--- BEGIN ---

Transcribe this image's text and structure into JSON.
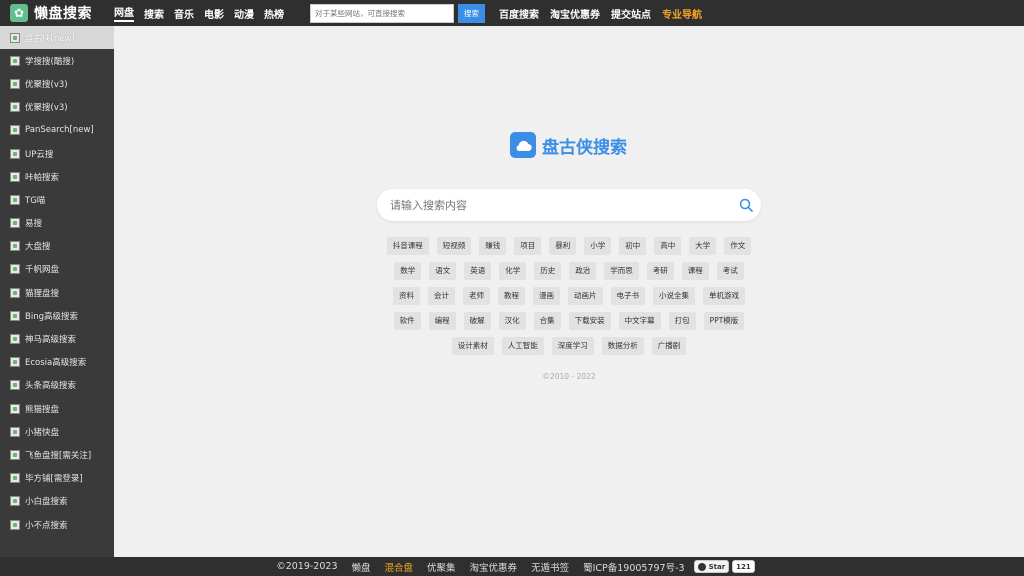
{
  "header": {
    "logo_text": "懒盘搜索",
    "nav": [
      "网盘",
      "搜索",
      "音乐",
      "电影",
      "动漫",
      "热榜"
    ],
    "search_placeholder": "对于某些网站，可直接搜索",
    "search_button": "搜索",
    "links": [
      "百度搜索",
      "淘宝优惠券",
      "提交站点",
      "专业导航"
    ]
  },
  "sidebar": {
    "items": [
      "盘古侠[new]",
      "学搜搜(酷搜)",
      "优聚搜(v3)",
      "优聚搜(v3)",
      "PanSearch[new]",
      "UP云搜",
      "咔帕搜索",
      "TG喵",
      "易搜",
      "大盘搜",
      "千帆网盘",
      "猫狸盘搜",
      "Bing高级搜索",
      "神马高级搜索",
      "Ecosia高级搜索",
      "头条高级搜索",
      "熊猫搜盘",
      "小猪快盘",
      "飞鱼盘搜[需关注]",
      "毕方铺[需登录]",
      "小白盘搜索",
      "小不点搜索"
    ]
  },
  "main": {
    "title": "盘古侠搜索",
    "search_placeholder": "请输入搜索内容",
    "tag_rows": [
      [
        "抖音课程",
        "短视频",
        "赚钱",
        "项目",
        "暴利",
        "小学",
        "初中",
        "高中",
        "大学",
        "作文"
      ],
      [
        "数学",
        "语文",
        "英语",
        "化学",
        "历史",
        "政治",
        "学而思",
        "考研",
        "课程",
        "考试"
      ],
      [
        "资料",
        "会计",
        "老师",
        "教程",
        "漫画",
        "动画片",
        "电子书",
        "小说全集",
        "单机游戏"
      ],
      [
        "软件",
        "编程",
        "破解",
        "汉化",
        "合集",
        "下载安装",
        "中文字幕",
        "打包",
        "PPT模版"
      ],
      [
        "设计素材",
        "人工智能",
        "深度学习",
        "数据分析",
        "广播剧"
      ]
    ],
    "copyright": "©2010 - 2022"
  },
  "footer": {
    "copyright": "©2019-2023",
    "links": [
      "懒盘",
      "混合盘",
      "优聚集",
      "淘宝优惠券",
      "无遁书签",
      "蜀ICP备19005797号-3"
    ],
    "star_label": "Star",
    "star_count": "121"
  },
  "colors": {
    "accent": "#3a8ee6",
    "gold": "#f5a623",
    "topbar": "#2f2f2f",
    "sidebar": "#3a3a3a"
  }
}
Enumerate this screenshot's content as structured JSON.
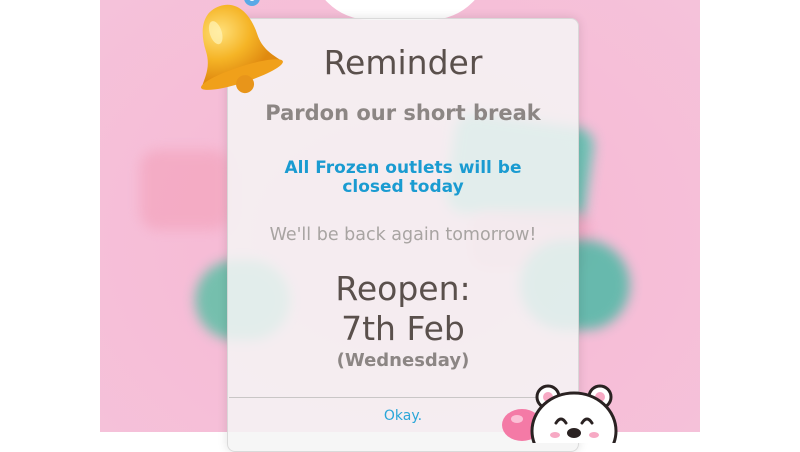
{
  "popup": {
    "title": "Reminder",
    "subtitle": "Pardon our short break",
    "notice_line1": "All Frozen outlets will be",
    "notice_line2": "closed today",
    "back_message": "We'll be back again tomorrow!",
    "reopen_label": "Reopen:",
    "reopen_date": "7th Feb",
    "reopen_weekday": "(Wednesday)",
    "okay_button": "Okay."
  },
  "colors": {
    "background_pink": "#f6bcd6",
    "notice_blue": "#1a9bd1",
    "button_blue": "#2aa6d8",
    "bell_yellow": "#f4b526"
  },
  "icons": [
    "bell-icon",
    "bear-mascot"
  ]
}
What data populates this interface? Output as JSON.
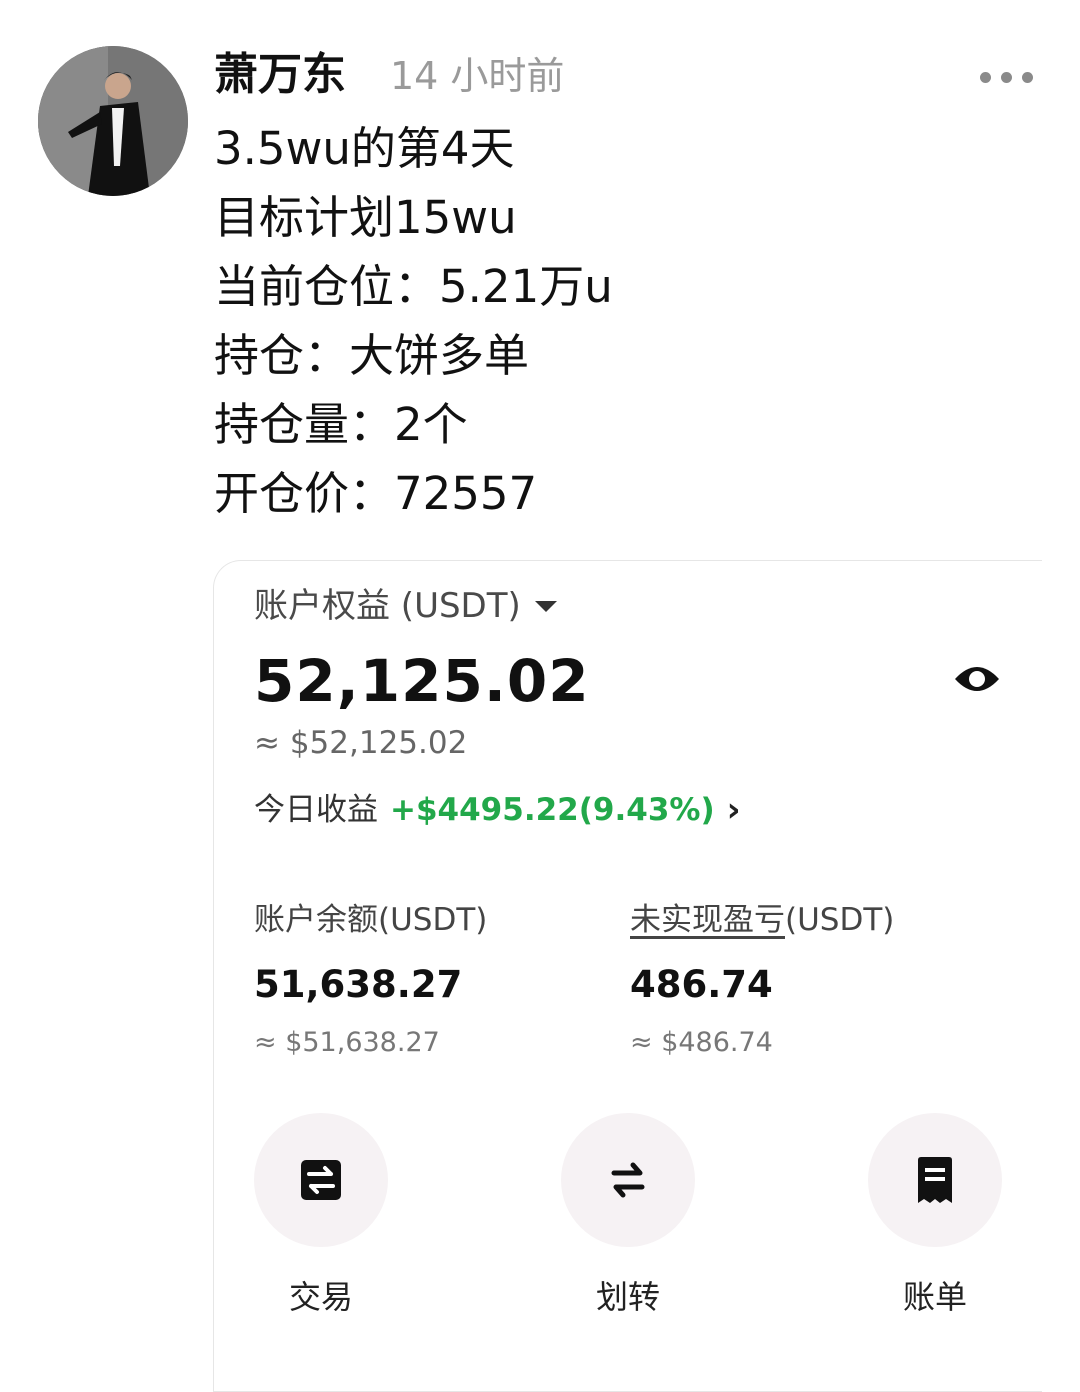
{
  "post": {
    "author": "萧万东",
    "time": "14 小时前",
    "lines": [
      "3.5wu的第4天",
      "目标计划15wu",
      "当前仓位：5.21万u",
      "持仓：大饼多单",
      "持仓量：2个",
      "开仓价：72557"
    ],
    "more_icon": "more-dots-icon"
  },
  "account": {
    "equity_label": "账户权益 (USDT)",
    "equity_value": "52,125.02",
    "equity_approx": "≈ $52,125.02",
    "today_label": "今日收益",
    "today_pnl": "+$4495.22(9.43%)",
    "today_chevron": "›",
    "balance_label": "账户余额(USDT)",
    "balance_value": "51,638.27",
    "balance_approx": "≈ $51,638.27",
    "unrealized_label": "未实现盈亏",
    "unrealized_suffix": "(USDT)",
    "unrealized_value": "486.74",
    "unrealized_approx": "≈ $486.74"
  },
  "actions": [
    {
      "label": "交易",
      "icon": "trade-icon"
    },
    {
      "label": "划转",
      "icon": "transfer-icon"
    },
    {
      "label": "账单",
      "icon": "bill-icon"
    }
  ],
  "colors": {
    "profit": "#22a84a",
    "button_bg": "#f6f2f4"
  }
}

--- END ---

* [Aim]: Restate each of the entries above word for word and skip every image.

* [Reply to the exercise]:
Transcribe this image's text and structure into JSON.
{
  "header": {
    "logo_text": "懒盘搜索",
    "nav": [
      "网盘",
      "搜索",
      "音乐",
      "电影",
      "动漫",
      "热榜"
    ],
    "search_placeholder": "对于某些网站，可直接搜索",
    "search_button": "搜索",
    "links": [
      "百度搜索",
      "淘宝优惠券",
      "提交站点",
      "专业导航"
    ]
  },
  "sidebar": {
    "items": [
      "盘古侠[new]",
      "学搜搜(酷搜)",
      "优聚搜(v3)",
      "优聚搜(v3)",
      "PanSearch[new]",
      "UP云搜",
      "咔帕搜索",
      "TG喵",
      "易搜",
      "大盘搜",
      "千帆网盘",
      "猫狸盘搜",
      "Bing高级搜索",
      "神马高级搜索",
      "Ecosia高级搜索",
      "头条高级搜索",
      "熊猫搜盘",
      "小猪快盘",
      "飞鱼盘搜[需关注]",
      "毕方铺[需登录]",
      "小白盘搜索",
      "小不点搜索"
    ]
  },
  "main": {
    "title": "盘古侠搜索",
    "search_placeholder": "请输入搜索内容",
    "tag_rows": [
      [
        "抖音课程",
        "短视频",
        "赚钱",
        "项目",
        "暴利",
        "小学",
        "初中",
        "高中",
        "大学",
        "作文"
      ],
      [
        "数学",
        "语文",
        "英语",
        "化学",
        "历史",
        "政治",
        "学而思",
        "考研",
        "课程",
        "考试"
      ],
      [
        "资料",
        "会计",
        "老师",
        "教程",
        "漫画",
        "动画片",
        "电子书",
        "小说全集",
        "单机游戏"
      ],
      [
        "软件",
        "编程",
        "破解",
        "汉化",
        "合集",
        "下载安装",
        "中文字幕",
        "打包",
        "PPT模版"
      ],
      [
        "设计素材",
        "人工智能",
        "深度学习",
        "数据分析",
        "广播剧"
      ]
    ],
    "copyright": "©2010 - 2022"
  },
  "footer": {
    "copyright": "©2019-2023",
    "links": [
      "懒盘",
      "混合盘",
      "优聚集",
      "淘宝优惠券",
      "无遁书签",
      "蜀ICP备19005797号-3"
    ],
    "star_label": "Star",
    "star_count": "121"
  },
  "colors": {
    "accent": "#3a8ee6",
    "gold": "#f5a623",
    "topbar": "#2f2f2f",
    "sidebar": "#3a3a3a"
  }
}
Enumerate this screenshot's content as structured JSON.
{
  "popup": {
    "title": "Reminder",
    "subtitle": "Pardon our short break",
    "notice_line1": "All Frozen outlets will be",
    "notice_line2": "closed today",
    "back_message": "We'll be back again tomorrow!",
    "reopen_label": "Reopen:",
    "reopen_date": "7th Feb",
    "reopen_weekday": "(Wednesday)",
    "okay_button": "Okay."
  },
  "colors": {
    "background_pink": "#f6bcd6",
    "notice_blue": "#1a9bd1",
    "button_blue": "#2aa6d8",
    "bell_yellow": "#f4b526"
  },
  "icons": [
    "bell-icon",
    "bear-mascot"
  ]
}
What data populates this interface? Output as JSON.
{
  "post": {
    "author": "萧万东",
    "time": "14 小时前",
    "lines": [
      "3.5wu的第4天",
      "目标计划15wu",
      "当前仓位：5.21万u",
      "持仓：大饼多单",
      "持仓量：2个",
      "开仓价：72557"
    ],
    "more_icon": "more-dots-icon"
  },
  "account": {
    "equity_label": "账户权益 (USDT)",
    "equity_value": "52,125.02",
    "equity_approx": "≈ $52,125.02",
    "today_label": "今日收益",
    "today_pnl": "+$4495.22(9.43%)",
    "today_chevron": "›",
    "balance_label": "账户余额(USDT)",
    "balance_value": "51,638.27",
    "balance_approx": "≈ $51,638.27",
    "unrealized_label": "未实现盈亏",
    "unrealized_suffix": "(USDT)",
    "unrealized_value": "486.74",
    "unrealized_approx": "≈ $486.74"
  },
  "actions": [
    {
      "label": "交易",
      "icon": "trade-icon"
    },
    {
      "label": "划转",
      "icon": "transfer-icon"
    },
    {
      "label": "账单",
      "icon": "bill-icon"
    }
  ],
  "colors": {
    "profit": "#22a84a",
    "button_bg": "#f6f2f4"
  }
}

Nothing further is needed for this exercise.